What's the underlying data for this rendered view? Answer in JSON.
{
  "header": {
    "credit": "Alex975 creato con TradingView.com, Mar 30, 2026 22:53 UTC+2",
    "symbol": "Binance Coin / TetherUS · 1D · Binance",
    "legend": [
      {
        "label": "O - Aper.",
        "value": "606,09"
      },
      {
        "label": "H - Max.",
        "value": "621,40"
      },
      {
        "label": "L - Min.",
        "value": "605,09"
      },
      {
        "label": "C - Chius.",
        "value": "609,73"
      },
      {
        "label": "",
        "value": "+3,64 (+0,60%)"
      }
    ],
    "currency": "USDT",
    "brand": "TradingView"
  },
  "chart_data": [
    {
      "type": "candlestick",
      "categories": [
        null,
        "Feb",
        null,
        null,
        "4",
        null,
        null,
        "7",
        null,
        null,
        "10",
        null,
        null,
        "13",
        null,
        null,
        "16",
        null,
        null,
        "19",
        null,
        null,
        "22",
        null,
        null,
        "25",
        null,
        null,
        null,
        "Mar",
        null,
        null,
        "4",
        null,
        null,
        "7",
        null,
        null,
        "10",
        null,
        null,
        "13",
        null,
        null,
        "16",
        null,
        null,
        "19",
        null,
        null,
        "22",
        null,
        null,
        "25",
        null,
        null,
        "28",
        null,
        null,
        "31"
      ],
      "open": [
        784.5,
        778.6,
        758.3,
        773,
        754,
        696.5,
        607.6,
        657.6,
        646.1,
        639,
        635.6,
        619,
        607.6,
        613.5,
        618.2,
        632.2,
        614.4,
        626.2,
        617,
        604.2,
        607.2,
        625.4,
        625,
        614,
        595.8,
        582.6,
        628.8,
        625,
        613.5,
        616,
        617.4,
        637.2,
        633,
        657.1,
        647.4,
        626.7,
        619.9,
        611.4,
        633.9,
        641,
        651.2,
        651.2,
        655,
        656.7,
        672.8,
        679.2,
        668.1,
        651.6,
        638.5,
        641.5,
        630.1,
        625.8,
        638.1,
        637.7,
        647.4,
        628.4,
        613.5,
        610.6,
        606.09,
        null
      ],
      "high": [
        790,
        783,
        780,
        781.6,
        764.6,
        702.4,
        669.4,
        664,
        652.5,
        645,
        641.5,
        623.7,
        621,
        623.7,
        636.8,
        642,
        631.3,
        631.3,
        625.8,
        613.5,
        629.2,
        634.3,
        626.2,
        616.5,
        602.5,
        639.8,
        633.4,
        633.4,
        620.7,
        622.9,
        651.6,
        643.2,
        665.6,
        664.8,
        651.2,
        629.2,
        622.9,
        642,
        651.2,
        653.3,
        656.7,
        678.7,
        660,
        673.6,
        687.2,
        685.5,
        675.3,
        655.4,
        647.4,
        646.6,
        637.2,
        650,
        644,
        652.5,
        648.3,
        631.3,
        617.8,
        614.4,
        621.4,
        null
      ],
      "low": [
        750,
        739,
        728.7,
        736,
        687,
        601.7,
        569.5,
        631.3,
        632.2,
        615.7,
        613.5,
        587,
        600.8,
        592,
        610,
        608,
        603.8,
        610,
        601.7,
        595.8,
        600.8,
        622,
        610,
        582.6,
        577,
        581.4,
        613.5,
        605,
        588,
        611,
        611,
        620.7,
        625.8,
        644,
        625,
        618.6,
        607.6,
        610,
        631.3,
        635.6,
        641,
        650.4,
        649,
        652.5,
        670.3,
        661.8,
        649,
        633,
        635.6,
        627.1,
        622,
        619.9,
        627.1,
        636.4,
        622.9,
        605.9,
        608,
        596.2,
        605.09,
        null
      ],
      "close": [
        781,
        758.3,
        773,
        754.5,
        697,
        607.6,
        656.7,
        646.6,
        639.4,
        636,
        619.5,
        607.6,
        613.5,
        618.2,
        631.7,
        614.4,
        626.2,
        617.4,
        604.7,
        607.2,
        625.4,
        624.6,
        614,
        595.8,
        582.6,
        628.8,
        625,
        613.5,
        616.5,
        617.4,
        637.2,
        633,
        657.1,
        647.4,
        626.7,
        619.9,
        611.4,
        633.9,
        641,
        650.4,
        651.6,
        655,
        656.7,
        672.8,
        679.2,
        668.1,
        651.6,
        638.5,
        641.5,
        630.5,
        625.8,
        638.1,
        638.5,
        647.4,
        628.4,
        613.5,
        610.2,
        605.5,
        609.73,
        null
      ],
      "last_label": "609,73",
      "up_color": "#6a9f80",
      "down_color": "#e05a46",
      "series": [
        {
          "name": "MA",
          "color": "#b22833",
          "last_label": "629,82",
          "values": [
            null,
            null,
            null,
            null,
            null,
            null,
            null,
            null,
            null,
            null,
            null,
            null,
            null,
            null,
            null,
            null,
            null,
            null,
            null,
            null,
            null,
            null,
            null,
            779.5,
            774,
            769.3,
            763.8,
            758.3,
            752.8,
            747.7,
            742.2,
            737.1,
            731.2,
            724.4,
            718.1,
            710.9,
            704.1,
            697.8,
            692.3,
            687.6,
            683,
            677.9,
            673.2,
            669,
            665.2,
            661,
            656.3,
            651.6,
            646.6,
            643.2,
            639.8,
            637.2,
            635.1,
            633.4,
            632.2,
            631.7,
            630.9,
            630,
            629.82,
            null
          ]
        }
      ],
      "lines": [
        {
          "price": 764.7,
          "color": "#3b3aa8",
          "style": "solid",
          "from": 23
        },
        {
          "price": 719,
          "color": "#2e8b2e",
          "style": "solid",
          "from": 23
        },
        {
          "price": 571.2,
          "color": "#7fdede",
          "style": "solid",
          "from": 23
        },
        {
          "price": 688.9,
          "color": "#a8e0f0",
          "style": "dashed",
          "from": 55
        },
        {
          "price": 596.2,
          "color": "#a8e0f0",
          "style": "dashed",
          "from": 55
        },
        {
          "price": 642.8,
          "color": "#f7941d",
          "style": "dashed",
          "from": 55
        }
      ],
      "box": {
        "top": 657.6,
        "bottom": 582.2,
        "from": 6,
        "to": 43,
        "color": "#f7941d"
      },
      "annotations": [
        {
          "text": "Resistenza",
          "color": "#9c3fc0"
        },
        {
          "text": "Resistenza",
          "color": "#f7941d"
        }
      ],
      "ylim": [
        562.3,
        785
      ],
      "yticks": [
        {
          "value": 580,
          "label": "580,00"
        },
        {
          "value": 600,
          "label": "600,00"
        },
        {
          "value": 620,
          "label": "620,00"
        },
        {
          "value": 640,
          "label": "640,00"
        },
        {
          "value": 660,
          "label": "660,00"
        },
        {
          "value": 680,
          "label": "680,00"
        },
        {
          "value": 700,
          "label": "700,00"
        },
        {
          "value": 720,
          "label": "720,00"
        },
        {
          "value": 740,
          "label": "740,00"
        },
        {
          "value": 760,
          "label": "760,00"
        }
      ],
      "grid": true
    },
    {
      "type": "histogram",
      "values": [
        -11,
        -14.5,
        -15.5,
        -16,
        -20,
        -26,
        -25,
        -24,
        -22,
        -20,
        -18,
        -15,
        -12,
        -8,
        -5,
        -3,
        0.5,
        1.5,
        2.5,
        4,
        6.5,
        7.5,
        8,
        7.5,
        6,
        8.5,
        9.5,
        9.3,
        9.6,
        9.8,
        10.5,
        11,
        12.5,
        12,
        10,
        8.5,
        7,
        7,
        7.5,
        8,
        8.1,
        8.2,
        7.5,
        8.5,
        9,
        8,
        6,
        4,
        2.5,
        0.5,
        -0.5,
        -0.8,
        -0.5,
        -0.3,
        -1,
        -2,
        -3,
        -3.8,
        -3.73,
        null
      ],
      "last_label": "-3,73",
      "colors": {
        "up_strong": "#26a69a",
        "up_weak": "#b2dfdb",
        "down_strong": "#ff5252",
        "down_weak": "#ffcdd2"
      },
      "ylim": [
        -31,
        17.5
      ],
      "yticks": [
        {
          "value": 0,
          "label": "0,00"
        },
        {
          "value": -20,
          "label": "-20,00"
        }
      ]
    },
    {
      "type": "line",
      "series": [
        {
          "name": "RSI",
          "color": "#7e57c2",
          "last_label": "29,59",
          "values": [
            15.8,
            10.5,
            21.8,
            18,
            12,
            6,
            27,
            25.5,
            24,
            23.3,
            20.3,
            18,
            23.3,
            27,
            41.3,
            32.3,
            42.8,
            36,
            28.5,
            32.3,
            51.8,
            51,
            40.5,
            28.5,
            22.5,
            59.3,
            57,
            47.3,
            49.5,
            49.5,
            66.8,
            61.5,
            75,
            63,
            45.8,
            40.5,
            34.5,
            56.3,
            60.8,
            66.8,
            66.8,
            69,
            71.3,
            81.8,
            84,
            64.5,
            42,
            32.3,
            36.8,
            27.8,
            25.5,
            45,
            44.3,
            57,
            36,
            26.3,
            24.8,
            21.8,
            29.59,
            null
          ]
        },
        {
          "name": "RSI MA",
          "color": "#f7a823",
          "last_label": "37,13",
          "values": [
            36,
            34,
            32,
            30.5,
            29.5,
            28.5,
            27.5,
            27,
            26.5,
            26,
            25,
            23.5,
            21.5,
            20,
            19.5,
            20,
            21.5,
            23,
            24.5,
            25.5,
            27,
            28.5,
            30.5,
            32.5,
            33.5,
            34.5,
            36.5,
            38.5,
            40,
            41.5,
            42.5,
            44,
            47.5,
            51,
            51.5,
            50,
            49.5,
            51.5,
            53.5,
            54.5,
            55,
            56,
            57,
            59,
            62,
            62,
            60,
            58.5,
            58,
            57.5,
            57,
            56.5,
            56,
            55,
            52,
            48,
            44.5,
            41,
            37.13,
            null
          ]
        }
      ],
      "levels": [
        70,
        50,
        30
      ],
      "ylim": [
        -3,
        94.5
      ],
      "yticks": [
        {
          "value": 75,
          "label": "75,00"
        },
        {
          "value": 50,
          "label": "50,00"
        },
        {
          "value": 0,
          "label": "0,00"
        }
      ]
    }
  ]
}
___
*WHAT IS REQUIRED*
Copy each line of the listing that contains the string "price".

*REPLY*
          "price": 764.7,
          "price": 719,
          "price": 571.2,
          "price": 688.9,
          "price": 596.2,
          "price": 642.8,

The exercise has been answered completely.